Work to complete – Search the records below for the word "JSON" and show every line where it occurs.

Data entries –
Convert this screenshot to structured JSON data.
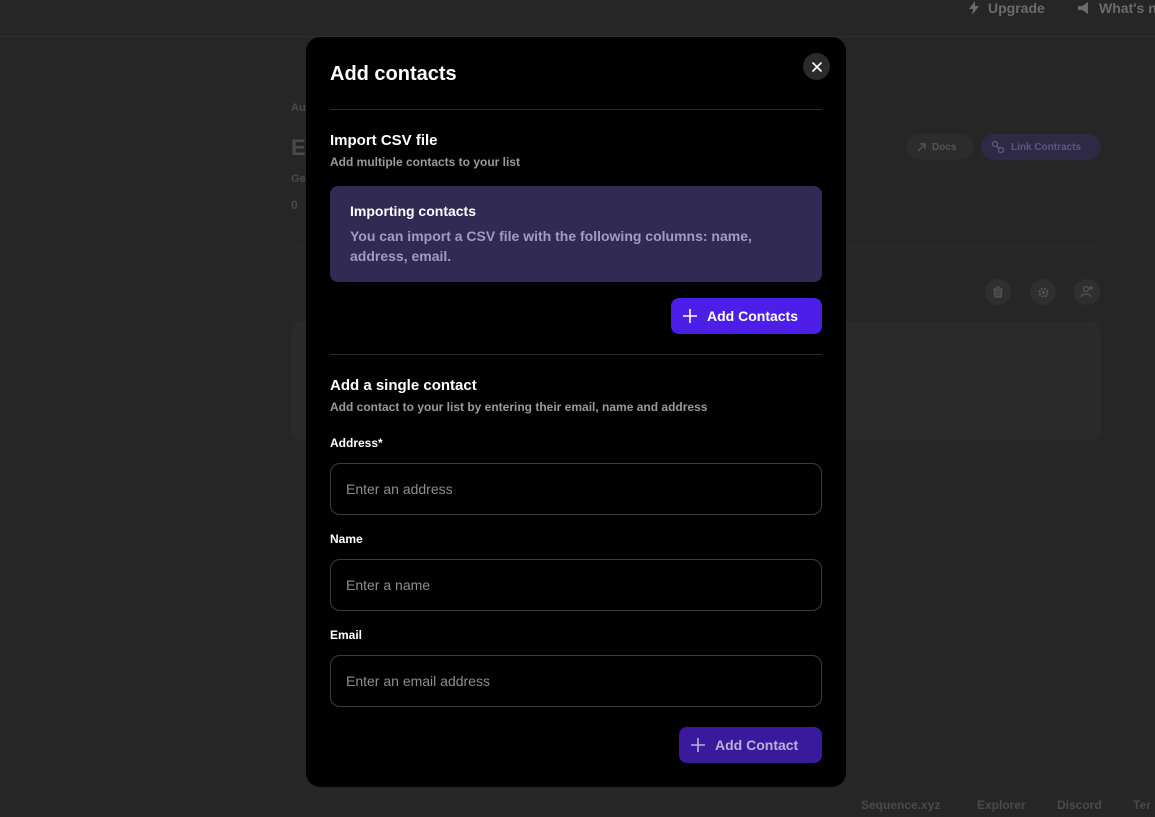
{
  "background": {
    "topbar": {
      "upgrade_label": "Upgrade",
      "whats_new_label": "What's n"
    },
    "breadcrumb_fragment": "Au",
    "title_fragment": "E",
    "subtitle_fragment": "Ge",
    "count_fragment": "0",
    "docs_label": "Docs",
    "link_contracts_label": "Link Contracts",
    "footer": {
      "link1": "Sequence.xyz",
      "link2": "Explorer",
      "link3": "Discord",
      "link4": "Ter"
    }
  },
  "modal": {
    "title": "Add contacts",
    "csv_section": {
      "title": "Import CSV file",
      "subtitle": "Add multiple contacts to your list",
      "info_title": "Importing contacts",
      "info_text": "You can import a CSV file with the following columns: name, address, email.",
      "button_label": "Add Contacts"
    },
    "single_section": {
      "title": "Add a single contact",
      "subtitle": "Add contact to your list by entering their email, name and address",
      "address_label": "Address*",
      "address_placeholder": "Enter an address",
      "name_label": "Name",
      "name_placeholder": "Enter a name",
      "email_label": "Email",
      "email_placeholder": "Enter an email address",
      "button_label": "Add Contact"
    }
  },
  "colors": {
    "accent": "#4d1ee8",
    "info_box": "#302a55",
    "backdrop": "#262626"
  }
}
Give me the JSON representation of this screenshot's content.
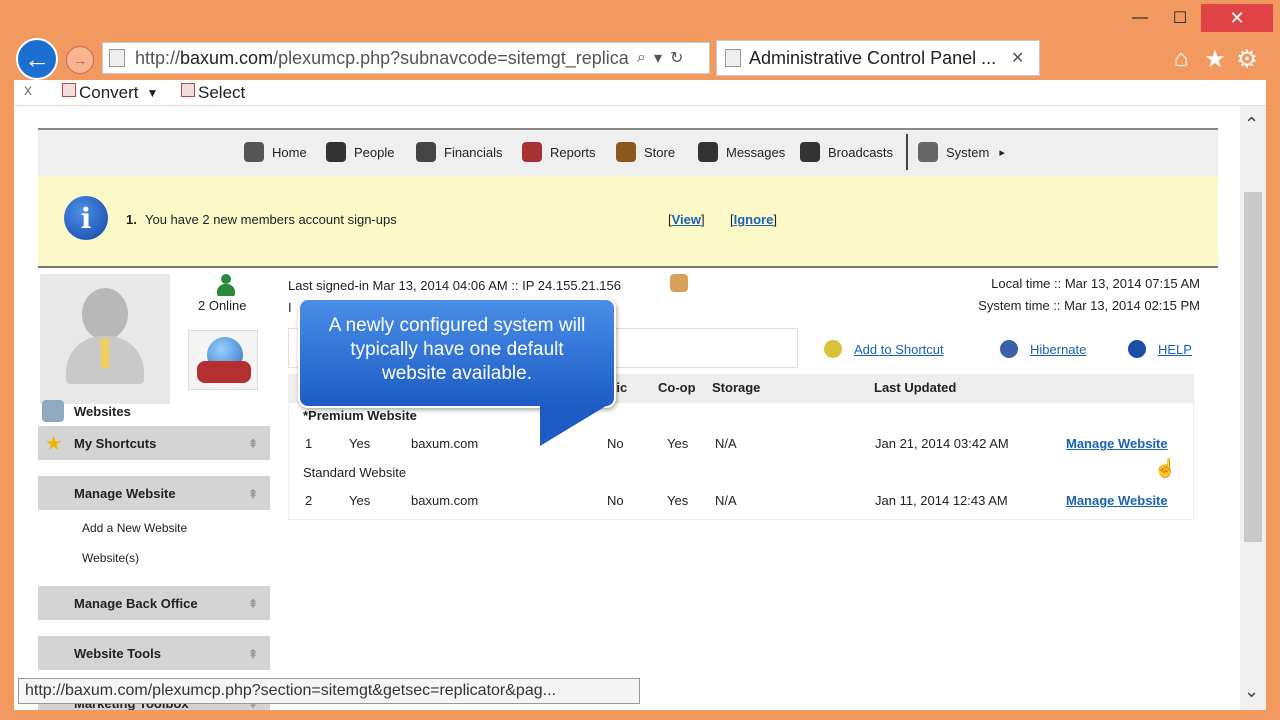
{
  "window": {
    "minimize_glyph": "—",
    "maximize_glyph": "☐",
    "close_glyph": "✕"
  },
  "browser": {
    "url_prefix": "http://",
    "url_host": "baxum.com",
    "url_path": "/plexumcp.php?subnavcode=sitemgt_replica",
    "tab_title": "Administrative Control Panel ...",
    "tab_close": "✕",
    "search_icon": "⌕",
    "dropdown_icon": "▾",
    "refresh_icon": "↻",
    "home_icon": "⌂",
    "favorites_icon": "★",
    "settings_icon": "⚙"
  },
  "commandbar": {
    "close": "x",
    "convert": "Convert",
    "convert_caret": "▼",
    "select": "Select"
  },
  "topnav": {
    "items": [
      {
        "label": "Home",
        "icon": "home-icon",
        "color": "#555555"
      },
      {
        "label": "People",
        "icon": "people-icon",
        "color": "#333333"
      },
      {
        "label": "Financials",
        "icon": "financials-icon",
        "color": "#444444"
      },
      {
        "label": "Reports",
        "icon": "reports-icon",
        "color": "#a83232"
      },
      {
        "label": "Store",
        "icon": "store-icon",
        "color": "#8a5a1c"
      },
      {
        "label": "Messages",
        "icon": "messages-icon",
        "color": "#333333"
      },
      {
        "label": "Broadcasts",
        "icon": "broadcasts-icon",
        "color": "#333333"
      },
      {
        "label": "System",
        "icon": "system-icon",
        "color": "#666666"
      }
    ],
    "system_arrow": "▸"
  },
  "notice": {
    "number": "1.",
    "text": "You have 2 new members account sign-ups",
    "view_label": "View",
    "ignore_label": "Ignore",
    "bracket_open": "[",
    "bracket_close": "]"
  },
  "sidebar": {
    "online_text": "2 Online",
    "section_title": "Websites",
    "shortcuts_label": "My Shortcuts",
    "manage_website_label": "Manage Website",
    "add_website_label": "Add a New Website",
    "websites_label": "Website(s)",
    "back_office_label": "Manage Back Office",
    "tools_label": "Website Tools",
    "marketing_label": "Marketing Toolbox",
    "grip": "⇞"
  },
  "main": {
    "last_signed_in": "Last signed-in Mar 13, 2014 04:06 AM :: IP 24.155.21.156",
    "ip_stub": "I",
    "local_time": "Local time :: Mar 13, 2014 07:15 AM",
    "system_time": "System time :: Mar 13, 2014 02:15 PM",
    "actions": {
      "shortcut": "Add to Shortcut",
      "hibernate": "Hibernate",
      "help": "HELP"
    }
  },
  "table": {
    "headers": {
      "tic": "tic",
      "coop": "Co-op",
      "storage": "Storage",
      "updated": "Last Updated"
    },
    "groups": {
      "premium": "*Premium Website",
      "standard": "Standard Website"
    },
    "rows": [
      {
        "num": "1",
        "active": "Yes",
        "domain": "baxum.com",
        "tic": "No",
        "coop": "Yes",
        "storage": "N/A",
        "updated": "Jan 21, 2014 03:42 AM",
        "action": "Manage Website"
      },
      {
        "num": "2",
        "active": "Yes",
        "domain": "baxum.com",
        "tic": "No",
        "coop": "Yes",
        "storage": "N/A",
        "updated": "Jan 11, 2014 12:43 AM",
        "action": "Manage Website"
      }
    ]
  },
  "callout": {
    "line1": "A newly configured system will",
    "line2": "typically  have one default",
    "line3": "website available."
  },
  "statusbar": {
    "text": "http://baxum.com/plexumcp.php?section=sitemgt&getsec=replicator&pag..."
  },
  "scroll": {
    "up": "⌃",
    "down": "⌄"
  }
}
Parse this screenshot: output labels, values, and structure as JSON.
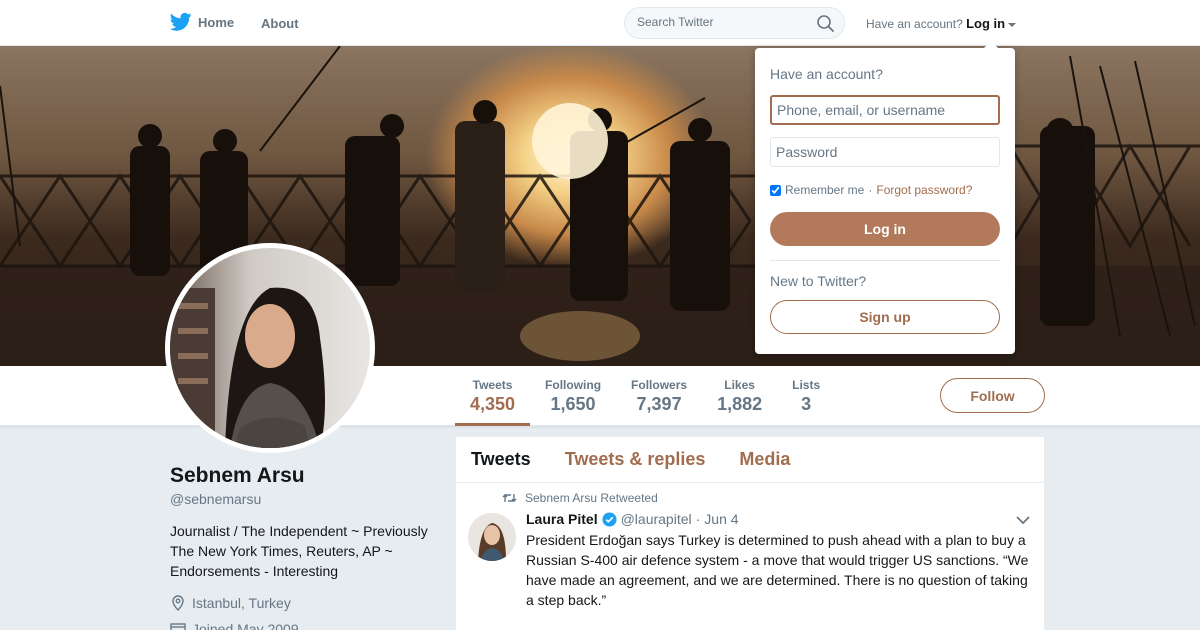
{
  "colors": {
    "accent": "#a26d4f",
    "twitter_blue": "#1da1f2"
  },
  "nav": {
    "home_label": "Home",
    "about_label": "About",
    "search_placeholder": "Search Twitter",
    "have_account_text": "Have an account?",
    "login_label": "Log in"
  },
  "login_dropdown": {
    "title": "Have an account?",
    "username_placeholder": "Phone, email, or username",
    "password_placeholder": "Password",
    "remember_label": "Remember me",
    "separator": "·",
    "forgot_label": "Forgot password?",
    "login_button": "Log in",
    "new_text": "New to Twitter?",
    "signup_button": "Sign up"
  },
  "profile": {
    "name": "Sebnem Arsu",
    "handle": "@sebnemarsu",
    "bio": "Journalist / The Independent ~ Previously The New York Times, Reuters, AP ~ Endorsements - Interesting",
    "location": "Istanbul, Turkey",
    "joined": "Joined May 2009"
  },
  "stats": [
    {
      "label": "Tweets",
      "value": "4,350"
    },
    {
      "label": "Following",
      "value": "1,650"
    },
    {
      "label": "Followers",
      "value": "7,397"
    },
    {
      "label": "Likes",
      "value": "1,882"
    },
    {
      "label": "Lists",
      "value": "3"
    }
  ],
  "follow_button": "Follow",
  "timeline": {
    "tabs": [
      "Tweets",
      "Tweets & replies",
      "Media"
    ],
    "tweet": {
      "context": "Sebnem Arsu Retweeted",
      "author": "Laura Pitel",
      "handle": "@laurapitel",
      "dot": "·",
      "date": "Jun 4",
      "text": "President Erdoğan says Turkey is determined to push ahead with a plan to buy a Russian S-400 air defence system - a move that would trigger US sanctions. “We have made an agreement, and we are determined. There is no question of taking a step back.”"
    }
  }
}
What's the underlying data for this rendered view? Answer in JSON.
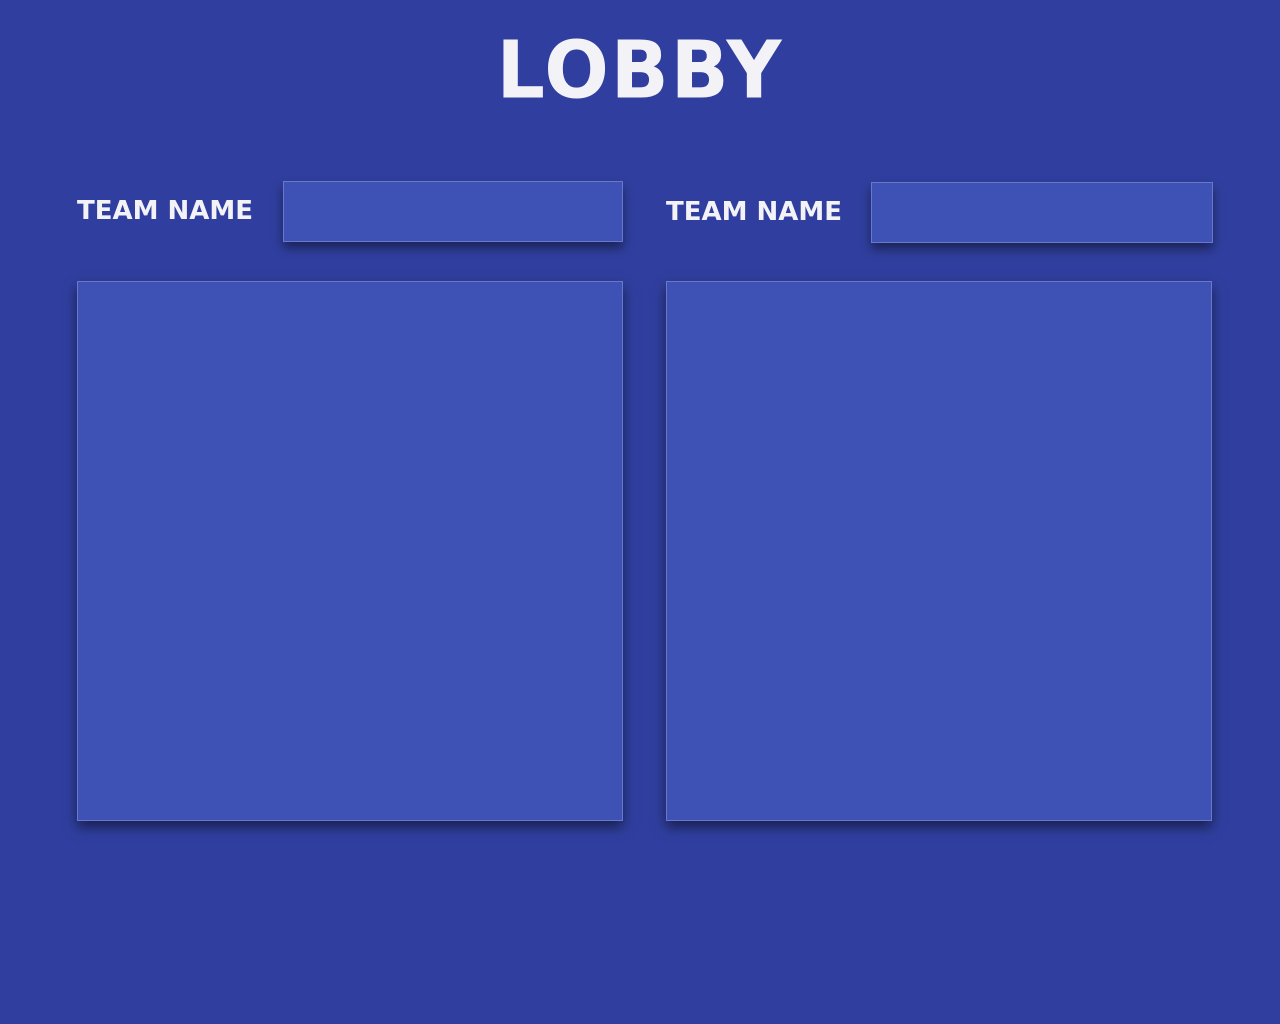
{
  "title": "LOBBY",
  "teams": [
    {
      "label": "TEAM NAME",
      "name_value": ""
    },
    {
      "label": "TEAM NAME",
      "name_value": ""
    }
  ],
  "colors": {
    "background": "#303f9f",
    "panel": "#3e51b5",
    "text": "#f3f3f7"
  }
}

Exercise output –
Convert this screenshot to structured JSON data.
Give me the JSON representation of this screenshot's content.
Parse this screenshot: output labels, values, and structure as JSON.
What's the underlying data for this rendered view? Answer in JSON.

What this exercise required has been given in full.